Filter these entries, keeping only lines that hold the word "climatology".

━━━━━ Supplied material

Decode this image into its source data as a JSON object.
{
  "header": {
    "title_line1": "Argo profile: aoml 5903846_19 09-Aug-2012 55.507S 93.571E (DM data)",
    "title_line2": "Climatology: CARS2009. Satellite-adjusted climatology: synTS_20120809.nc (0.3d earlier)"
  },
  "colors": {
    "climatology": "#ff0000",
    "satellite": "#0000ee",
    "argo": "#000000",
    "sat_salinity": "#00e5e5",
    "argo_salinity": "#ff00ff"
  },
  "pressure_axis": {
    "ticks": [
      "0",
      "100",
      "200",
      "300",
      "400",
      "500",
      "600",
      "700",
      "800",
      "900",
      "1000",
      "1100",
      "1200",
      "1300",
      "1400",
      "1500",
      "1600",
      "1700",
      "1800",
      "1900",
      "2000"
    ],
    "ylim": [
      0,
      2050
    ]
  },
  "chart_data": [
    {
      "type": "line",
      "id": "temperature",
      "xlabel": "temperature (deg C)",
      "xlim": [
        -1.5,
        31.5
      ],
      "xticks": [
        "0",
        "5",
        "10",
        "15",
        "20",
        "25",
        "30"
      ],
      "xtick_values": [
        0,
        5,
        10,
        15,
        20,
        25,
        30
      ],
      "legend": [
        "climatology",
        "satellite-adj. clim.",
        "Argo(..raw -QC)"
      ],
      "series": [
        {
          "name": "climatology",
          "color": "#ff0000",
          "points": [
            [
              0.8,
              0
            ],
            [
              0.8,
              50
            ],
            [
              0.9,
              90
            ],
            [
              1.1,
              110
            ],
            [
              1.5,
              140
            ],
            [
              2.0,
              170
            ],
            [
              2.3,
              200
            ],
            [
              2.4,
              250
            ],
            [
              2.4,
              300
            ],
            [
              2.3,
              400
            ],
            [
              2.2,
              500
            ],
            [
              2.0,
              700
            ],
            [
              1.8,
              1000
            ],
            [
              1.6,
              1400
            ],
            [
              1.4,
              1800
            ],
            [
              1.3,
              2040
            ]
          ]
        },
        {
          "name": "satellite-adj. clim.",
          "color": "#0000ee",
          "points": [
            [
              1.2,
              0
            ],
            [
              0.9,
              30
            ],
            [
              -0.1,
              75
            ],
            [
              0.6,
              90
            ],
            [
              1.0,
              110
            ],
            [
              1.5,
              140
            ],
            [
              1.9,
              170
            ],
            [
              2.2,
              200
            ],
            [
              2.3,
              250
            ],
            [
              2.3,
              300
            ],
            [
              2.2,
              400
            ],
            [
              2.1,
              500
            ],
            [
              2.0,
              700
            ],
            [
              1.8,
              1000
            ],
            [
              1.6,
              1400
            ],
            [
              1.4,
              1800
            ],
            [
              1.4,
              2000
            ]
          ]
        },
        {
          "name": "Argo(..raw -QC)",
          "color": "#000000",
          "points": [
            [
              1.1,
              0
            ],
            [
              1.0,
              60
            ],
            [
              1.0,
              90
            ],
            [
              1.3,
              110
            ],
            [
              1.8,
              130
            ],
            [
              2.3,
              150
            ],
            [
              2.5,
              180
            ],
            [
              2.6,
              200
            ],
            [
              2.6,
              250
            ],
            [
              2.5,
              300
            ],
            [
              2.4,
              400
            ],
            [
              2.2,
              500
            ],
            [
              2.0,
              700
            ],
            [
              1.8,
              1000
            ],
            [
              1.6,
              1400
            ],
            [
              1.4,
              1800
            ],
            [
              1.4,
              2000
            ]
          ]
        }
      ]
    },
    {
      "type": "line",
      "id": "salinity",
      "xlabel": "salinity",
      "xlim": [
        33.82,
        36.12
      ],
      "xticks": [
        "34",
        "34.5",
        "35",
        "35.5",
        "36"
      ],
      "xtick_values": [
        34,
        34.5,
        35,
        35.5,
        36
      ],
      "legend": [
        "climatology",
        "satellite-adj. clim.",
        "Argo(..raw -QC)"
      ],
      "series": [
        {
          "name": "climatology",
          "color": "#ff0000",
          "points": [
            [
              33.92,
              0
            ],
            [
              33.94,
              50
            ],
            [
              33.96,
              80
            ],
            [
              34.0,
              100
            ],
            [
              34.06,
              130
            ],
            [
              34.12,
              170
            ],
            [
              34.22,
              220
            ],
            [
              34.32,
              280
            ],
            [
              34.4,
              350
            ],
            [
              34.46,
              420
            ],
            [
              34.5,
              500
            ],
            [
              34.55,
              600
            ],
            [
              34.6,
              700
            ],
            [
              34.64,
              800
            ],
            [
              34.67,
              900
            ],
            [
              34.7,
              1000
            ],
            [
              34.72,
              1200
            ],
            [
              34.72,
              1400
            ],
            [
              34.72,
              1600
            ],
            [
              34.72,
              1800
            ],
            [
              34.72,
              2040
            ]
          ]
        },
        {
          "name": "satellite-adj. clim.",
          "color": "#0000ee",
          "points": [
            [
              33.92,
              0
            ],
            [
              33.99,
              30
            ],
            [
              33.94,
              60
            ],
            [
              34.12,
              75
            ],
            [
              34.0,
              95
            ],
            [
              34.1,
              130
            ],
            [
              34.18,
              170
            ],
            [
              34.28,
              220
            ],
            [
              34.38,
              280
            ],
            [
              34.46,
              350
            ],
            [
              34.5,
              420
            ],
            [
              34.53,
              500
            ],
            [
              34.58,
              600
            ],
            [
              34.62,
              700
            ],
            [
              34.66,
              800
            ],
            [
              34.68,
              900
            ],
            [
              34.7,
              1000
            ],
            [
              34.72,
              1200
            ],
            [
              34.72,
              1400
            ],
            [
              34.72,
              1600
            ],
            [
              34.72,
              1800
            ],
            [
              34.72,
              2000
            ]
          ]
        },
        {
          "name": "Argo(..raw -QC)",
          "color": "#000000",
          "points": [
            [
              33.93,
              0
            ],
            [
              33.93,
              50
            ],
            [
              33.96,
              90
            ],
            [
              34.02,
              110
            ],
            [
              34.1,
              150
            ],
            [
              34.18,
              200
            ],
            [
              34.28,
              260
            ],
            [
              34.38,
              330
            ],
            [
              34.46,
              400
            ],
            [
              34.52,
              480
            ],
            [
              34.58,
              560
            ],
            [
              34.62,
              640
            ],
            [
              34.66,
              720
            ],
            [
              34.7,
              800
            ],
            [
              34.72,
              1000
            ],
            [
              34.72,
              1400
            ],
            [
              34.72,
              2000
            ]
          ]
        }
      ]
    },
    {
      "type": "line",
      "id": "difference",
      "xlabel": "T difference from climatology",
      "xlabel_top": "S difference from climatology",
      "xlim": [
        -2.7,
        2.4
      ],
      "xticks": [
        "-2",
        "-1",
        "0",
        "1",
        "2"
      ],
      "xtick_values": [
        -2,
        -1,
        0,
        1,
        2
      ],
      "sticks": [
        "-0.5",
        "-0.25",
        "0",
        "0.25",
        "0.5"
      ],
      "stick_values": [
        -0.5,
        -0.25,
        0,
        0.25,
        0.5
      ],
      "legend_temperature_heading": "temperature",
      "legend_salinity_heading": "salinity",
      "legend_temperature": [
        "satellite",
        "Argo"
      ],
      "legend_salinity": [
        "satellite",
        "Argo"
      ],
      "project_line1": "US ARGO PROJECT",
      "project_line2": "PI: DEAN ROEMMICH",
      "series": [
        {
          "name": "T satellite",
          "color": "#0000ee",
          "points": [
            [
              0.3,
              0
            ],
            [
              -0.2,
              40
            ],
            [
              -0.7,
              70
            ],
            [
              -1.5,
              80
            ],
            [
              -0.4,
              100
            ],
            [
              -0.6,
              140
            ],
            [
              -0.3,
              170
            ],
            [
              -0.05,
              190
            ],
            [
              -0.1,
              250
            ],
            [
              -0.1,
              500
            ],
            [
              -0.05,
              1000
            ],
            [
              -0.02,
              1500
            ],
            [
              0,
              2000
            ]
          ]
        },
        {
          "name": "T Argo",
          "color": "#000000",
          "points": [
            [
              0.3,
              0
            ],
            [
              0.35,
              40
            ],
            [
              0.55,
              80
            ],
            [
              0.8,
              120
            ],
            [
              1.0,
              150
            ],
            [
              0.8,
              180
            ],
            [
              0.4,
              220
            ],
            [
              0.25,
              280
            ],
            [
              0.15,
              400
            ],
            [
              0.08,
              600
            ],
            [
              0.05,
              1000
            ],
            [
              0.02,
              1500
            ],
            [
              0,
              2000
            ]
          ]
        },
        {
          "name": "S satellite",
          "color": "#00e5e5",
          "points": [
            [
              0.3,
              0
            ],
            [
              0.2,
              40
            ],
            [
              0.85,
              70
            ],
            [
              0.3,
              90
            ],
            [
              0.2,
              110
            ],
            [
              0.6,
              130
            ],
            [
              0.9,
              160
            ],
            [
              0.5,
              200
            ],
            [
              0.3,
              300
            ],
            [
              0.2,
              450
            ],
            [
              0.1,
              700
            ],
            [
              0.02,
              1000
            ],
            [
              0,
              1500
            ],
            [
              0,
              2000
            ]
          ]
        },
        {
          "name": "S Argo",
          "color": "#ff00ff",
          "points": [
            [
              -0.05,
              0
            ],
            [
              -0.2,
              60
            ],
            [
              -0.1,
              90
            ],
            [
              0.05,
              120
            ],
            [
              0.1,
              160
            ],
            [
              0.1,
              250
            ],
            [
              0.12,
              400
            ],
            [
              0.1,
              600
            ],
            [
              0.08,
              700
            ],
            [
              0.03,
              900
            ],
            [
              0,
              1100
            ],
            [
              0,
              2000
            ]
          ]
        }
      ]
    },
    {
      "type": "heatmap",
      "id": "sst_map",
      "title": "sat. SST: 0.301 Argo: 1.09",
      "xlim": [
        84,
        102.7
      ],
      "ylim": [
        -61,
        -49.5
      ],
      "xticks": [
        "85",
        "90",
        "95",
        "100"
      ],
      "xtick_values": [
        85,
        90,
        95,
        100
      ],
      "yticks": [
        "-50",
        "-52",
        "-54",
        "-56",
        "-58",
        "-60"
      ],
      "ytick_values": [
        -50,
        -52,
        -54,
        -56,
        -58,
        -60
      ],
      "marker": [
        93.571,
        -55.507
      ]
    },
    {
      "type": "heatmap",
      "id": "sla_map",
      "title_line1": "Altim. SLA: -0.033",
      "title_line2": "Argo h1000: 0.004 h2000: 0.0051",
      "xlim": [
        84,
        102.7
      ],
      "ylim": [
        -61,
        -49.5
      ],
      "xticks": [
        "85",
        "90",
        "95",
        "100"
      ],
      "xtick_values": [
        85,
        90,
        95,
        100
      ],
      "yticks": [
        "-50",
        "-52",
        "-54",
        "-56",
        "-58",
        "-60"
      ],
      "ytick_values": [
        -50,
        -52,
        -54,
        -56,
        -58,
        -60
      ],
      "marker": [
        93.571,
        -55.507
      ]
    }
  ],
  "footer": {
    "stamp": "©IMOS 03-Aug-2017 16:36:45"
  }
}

━━━━━━━━━━

— Task response —
    "title_line2": "Climatology: CARS2009. Satellite-adjusted climatology: synTS_20120809.nc (0.3d earlier)"
    "climatology": "#ff0000",
        "climatology",
          "name": "climatology",
        "climatology",
          "name": "climatology",
      "xlabel": "T difference from climatology",
      "xlabel_top": "S difference from climatology",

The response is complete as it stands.